Stored data
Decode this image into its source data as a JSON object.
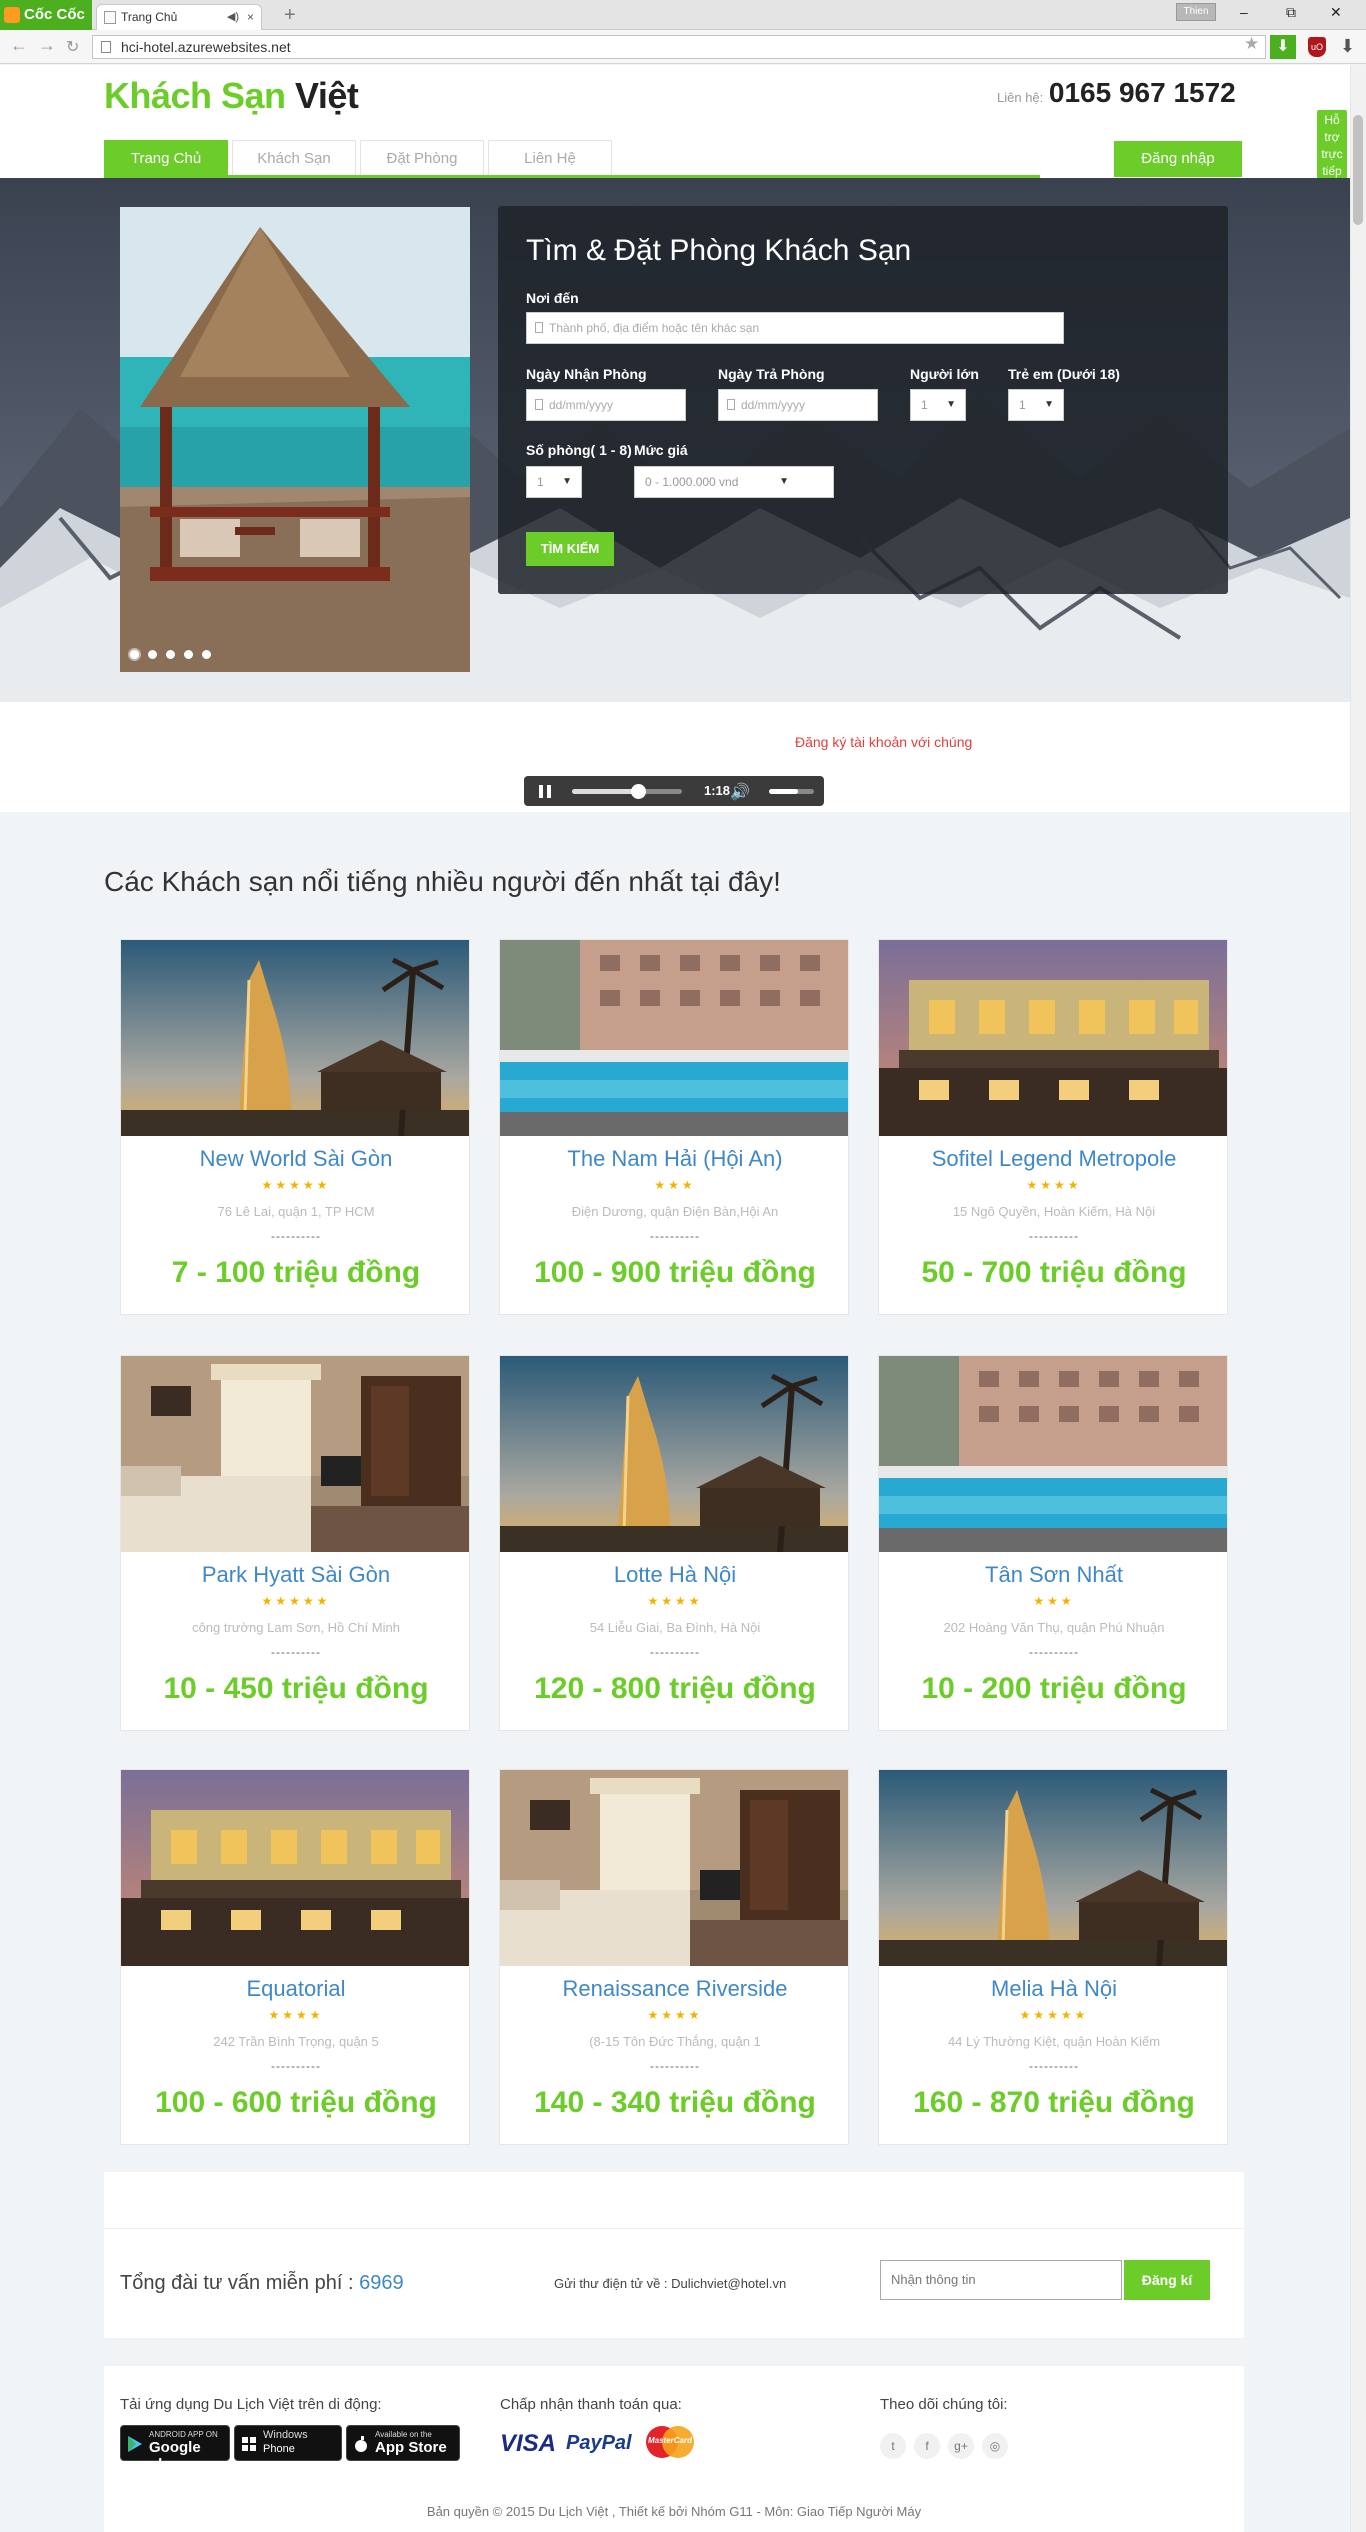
{
  "browser": {
    "brand": "Cốc Cốc",
    "tab_title": "Trang Chủ",
    "tab_sound_icon": "speaker-icon",
    "tab_close": "×",
    "new_tab": "+",
    "user_badge": "Thien",
    "url": "hci-hotel.azurewebsites.net",
    "win_min": "–",
    "win_max": "⧉",
    "win_close": "✕"
  },
  "header": {
    "logo_part1": "Khách Sạn",
    "logo_part2": " Việt",
    "contact_label": "Liên hệ:",
    "contact_phone": "0165 967 1572",
    "nav": [
      {
        "label": "Trang Chủ",
        "active": true
      },
      {
        "label": "Khách Sạn",
        "active": false
      },
      {
        "label": "Đặt Phòng",
        "active": false
      },
      {
        "label": "Liên Hệ",
        "active": false
      }
    ],
    "login_label": "Đăng nhập",
    "support_label": "Hỗ trợ trực tiếp"
  },
  "search": {
    "title": "Tìm & Đặt Phòng Khách Sạn",
    "destination_label": "Nơi đến",
    "destination_placeholder": "Thành phố, địa điểm hoặc tên khác sạn",
    "checkin_label": "Ngày Nhận Phòng",
    "checkin_placeholder": "dd/mm/yyyy",
    "checkout_label": "Ngày Trả Phòng",
    "checkout_placeholder": "dd/mm/yyyy",
    "adults_label": "Người lớn",
    "adults_value": "1",
    "children_label": "Trẻ em (Dưới 18)",
    "children_value": "1",
    "rooms_label": "Số phòng( 1 - 8)",
    "rooms_value": "1",
    "price_label": "Mức giá",
    "price_value": "0 - 1.000.000 vnd",
    "search_button": "TÌM KIẾM"
  },
  "slider": {
    "dots": 5,
    "active_dot": 0
  },
  "register": {
    "link": "Đăng ký tài khoản với chúng"
  },
  "player": {
    "time": "1:18",
    "progress": 0.6,
    "volume": 0.65
  },
  "hotels": {
    "section_title": "Các Khách sạn nổi tiếng nhiều người đến nhất tại đây!",
    "separator": "----------",
    "items": [
      {
        "name": "New World Sài Gòn",
        "stars": "★★★★★",
        "address": "76 Lê Lai, quận 1, TP HCM",
        "price": "7 - 100 triệu đồng",
        "image": "burj"
      },
      {
        "name": "The Nam Hải (Hội An)",
        "stars": "★★★",
        "address": "Điện Dương, quận Điện Bàn,Hội An",
        "price": "100 - 900 triệu đồng",
        "image": "pool"
      },
      {
        "name": "Sofitel Legend Metropole",
        "stars": "★★★★",
        "address": "15 Ngô Quyền, Hoàn Kiếm, Hà Nội",
        "price": "50 - 700 triệu đồng",
        "image": "facade"
      },
      {
        "name": "Park Hyatt Sài Gòn",
        "stars": "★★★★★",
        "address": "công trường Lam Sơn, Hồ Chí Minh",
        "price": "10 - 450 triệu đồng",
        "image": "room"
      },
      {
        "name": "Lotte Hà Nội",
        "stars": "★★★★",
        "address": "54 Liễu Giai, Ba Đình, Hà Nội",
        "price": "120 - 800 triệu đồng",
        "image": "burj"
      },
      {
        "name": "Tân Sơn Nhất",
        "stars": "★★★",
        "address": "202 Hoàng Văn Thụ, quận Phú Nhuận",
        "price": "10 - 200 triệu đồng",
        "image": "pool"
      },
      {
        "name": "Equatorial",
        "stars": "★★★★",
        "address": "242 Trần Bình Trọng, quận 5",
        "price": "100 - 600 triệu đồng",
        "image": "facade"
      },
      {
        "name": "Renaissance Riverside",
        "stars": "★★★★",
        "address": "(8-15 Tôn Đức Thắng, quận 1",
        "price": "140 - 340 triệu đồng",
        "image": "room"
      },
      {
        "name": "Melia Hà Nội",
        "stars": "★★★★★",
        "address": "44 Lý Thường Kiệt, quận Hoàn Kiếm",
        "price": "160 - 870 triệu đồng",
        "image": "burj"
      }
    ]
  },
  "newsletter": {
    "hotline_label": "Tổng đài tư vấn miễn phí :",
    "hotline_number": "6969",
    "email_text": "Gửi thư điện tử về : Dulichviet@hotel.vn",
    "input_placeholder": "Nhận thông tin",
    "subscribe_button": "Đăng kí"
  },
  "footer": {
    "apps_heading": "Tải ứng dụng Du Lịch Việt trên di động:",
    "stores": [
      {
        "small": "ANDROID APP ON",
        "big": "Google play",
        "icon": "play-store-icon"
      },
      {
        "small": "Windows",
        "big": "Phone",
        "icon": "windows-icon"
      },
      {
        "small": "Available on the",
        "big": "App Store",
        "icon": "apple-icon"
      }
    ],
    "payment_heading": "Chấp nhận thanh toán qua:",
    "payments": {
      "visa": "VISA",
      "paypal": "PayPal",
      "mastercard": "MasterCard"
    },
    "follow_heading": "Theo dõi chúng tôi:",
    "socials": [
      {
        "glyph": "t",
        "icon": "twitter-icon"
      },
      {
        "glyph": "f",
        "icon": "facebook-icon"
      },
      {
        "glyph": "g+",
        "icon": "google-plus-icon"
      },
      {
        "glyph": "◎",
        "icon": "dribbble-icon"
      }
    ],
    "copyright": "Bản quyền © 2015 Du Lịch Việt , Thiết kế bởi Nhóm G11 - Môn: Giao Tiếp Người Máy"
  },
  "colors": {
    "accent": "#6ccc2a",
    "link": "#3f88c8",
    "alert": "#e0403c",
    "panel": "#1e2228"
  }
}
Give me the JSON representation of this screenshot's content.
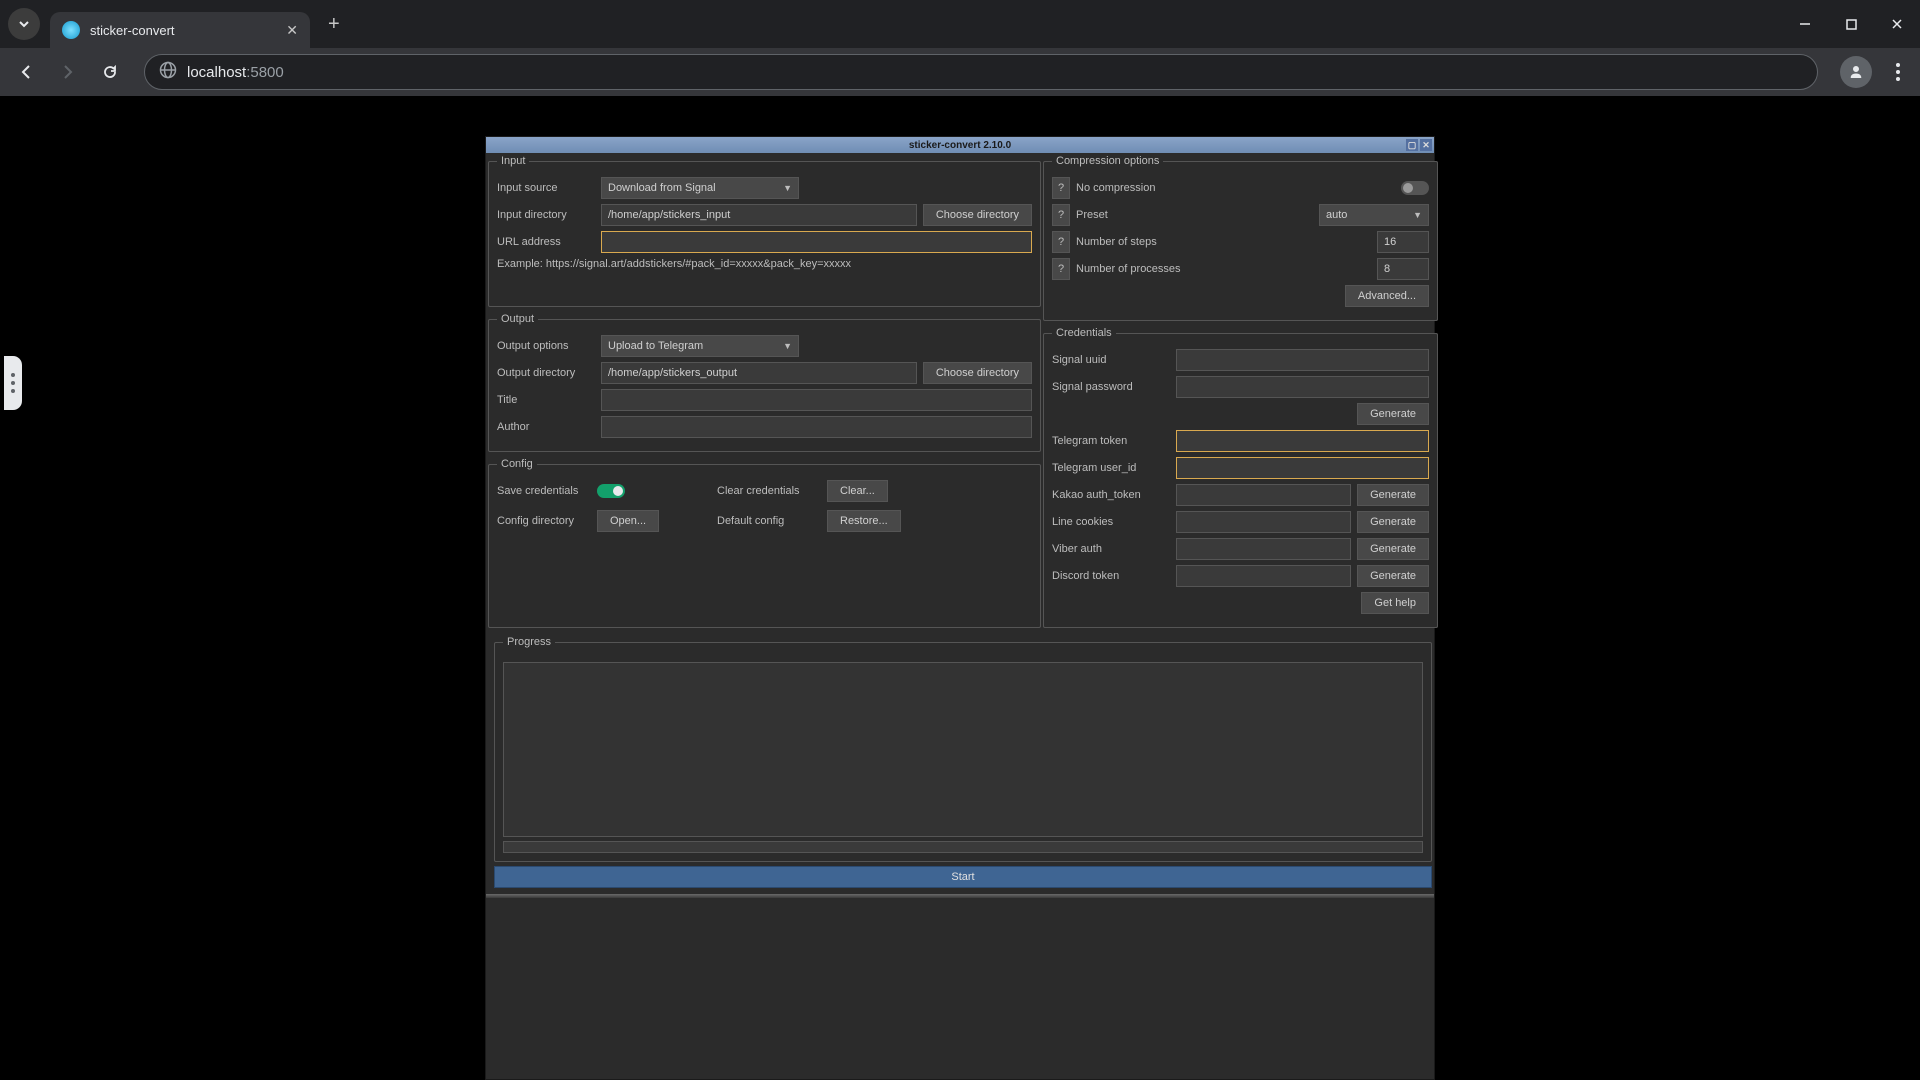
{
  "browser": {
    "tab_title": "sticker-convert",
    "url_host": "localhost",
    "url_port": ":5800"
  },
  "app": {
    "title": "sticker-convert 2.10.0"
  },
  "input": {
    "legend": "Input",
    "source_label": "Input source",
    "source_value": "Download from Signal",
    "dir_label": "Input directory",
    "dir_value": "/home/app/stickers_input",
    "choose_dir": "Choose directory",
    "url_label": "URL address",
    "url_value": "",
    "example": "Example: https://signal.art/addstickers/#pack_id=xxxxx&pack_key=xxxxx"
  },
  "output": {
    "legend": "Output",
    "options_label": "Output options",
    "options_value": "Upload to Telegram",
    "dir_label": "Output directory",
    "dir_value": "/home/app/stickers_output",
    "choose_dir": "Choose directory",
    "title_label": "Title",
    "title_value": "",
    "author_label": "Author",
    "author_value": ""
  },
  "config": {
    "legend": "Config",
    "save_label": "Save credentials",
    "save_on": true,
    "clear_label": "Clear credentials",
    "clear_btn": "Clear...",
    "dir_label": "Config directory",
    "open_btn": "Open...",
    "default_label": "Default config",
    "restore_btn": "Restore..."
  },
  "compression": {
    "legend": "Compression options",
    "no_label": "No compression",
    "no_on": false,
    "preset_label": "Preset",
    "preset_value": "auto",
    "steps_label": "Number of steps",
    "steps_value": "16",
    "procs_label": "Number of processes",
    "procs_value": "8",
    "advanced": "Advanced...",
    "help": "?"
  },
  "credentials": {
    "legend": "Credentials",
    "signal_uuid_label": "Signal uuid",
    "signal_password_label": "Signal password",
    "generate": "Generate",
    "telegram_token_label": "Telegram token",
    "telegram_userid_label": "Telegram user_id",
    "kakao_label": "Kakao auth_token",
    "line_label": "Line cookies",
    "viber_label": "Viber auth",
    "discord_label": "Discord token",
    "get_help": "Get help"
  },
  "progress": {
    "legend": "Progress"
  },
  "start_label": "Start"
}
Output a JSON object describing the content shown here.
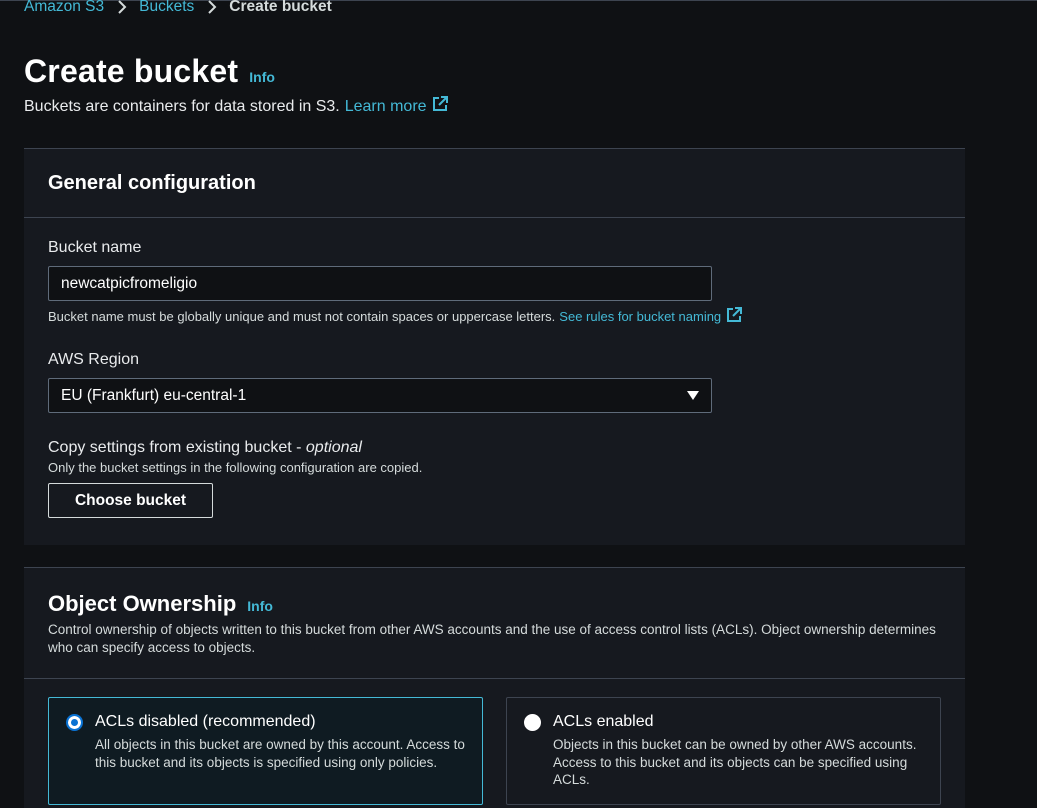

What you are asked to do: Count each line of the entries that holds the word "home", then state the total and nothing more.

Exercise output: 2